Short problem =
Take every line from the listing below that includes "огнезащитного" and copy it.
— begin Material provided —
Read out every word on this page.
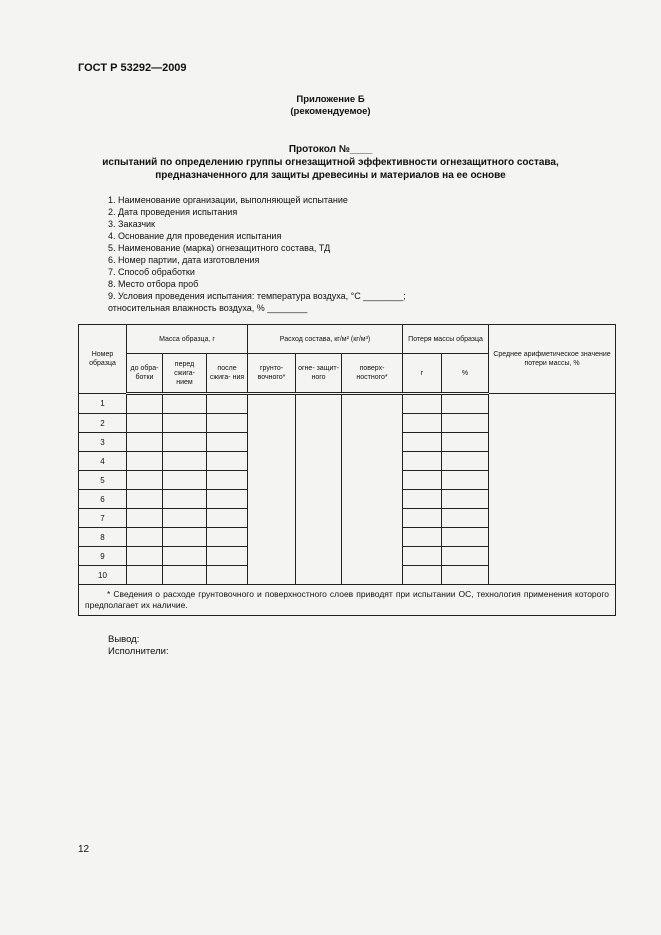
ГОСТ Р 53292—2009
Приложение Б
(рекомендуемое)
Протокол №____
испытаний по определению группы огнезащитной эффективности огнезащитного состава,
предназначенного для защиты древесины и материалов на ее основе
1. Наименование организации, выполняющей испытание
2. Дата проведения испытания
3. Заказчик
4. Основание для проведения испытания
5. Наименование (марка) огнезащитного состава, ТД
6. Номер партии, дата изготовления
7. Способ обработки
8. Место отбора проб
9. Условия проведения испытания: температура воздуха, °С ________;
относительная влажность воздуха, % ________
Номер образца	Масса образца, г			Расход состава, кг/м² (кг/м³)			Потеря массы образца		Среднее арифметическое значение потери массы, %
	до обра- ботки	перед сжига- нием	после сжига- ния	грунто- вочного*	огне- защит- ного	поверх- ностного*	г	%	
1									
2									
3									
4									
5									
6									
7									
8									
9									
10									
* Сведения о расходе грунтовочного и поверхностного слоев приводят при испытании ОС, технология применения которого предполагает их наличие.									
Вывод:
Исполнители:
12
— end Material provided —
Output for this task =
испытаний по определению группы огнезащитной эффективности огнезащитного состава,
5. Наименование (марка) огнезащитного состава, ТД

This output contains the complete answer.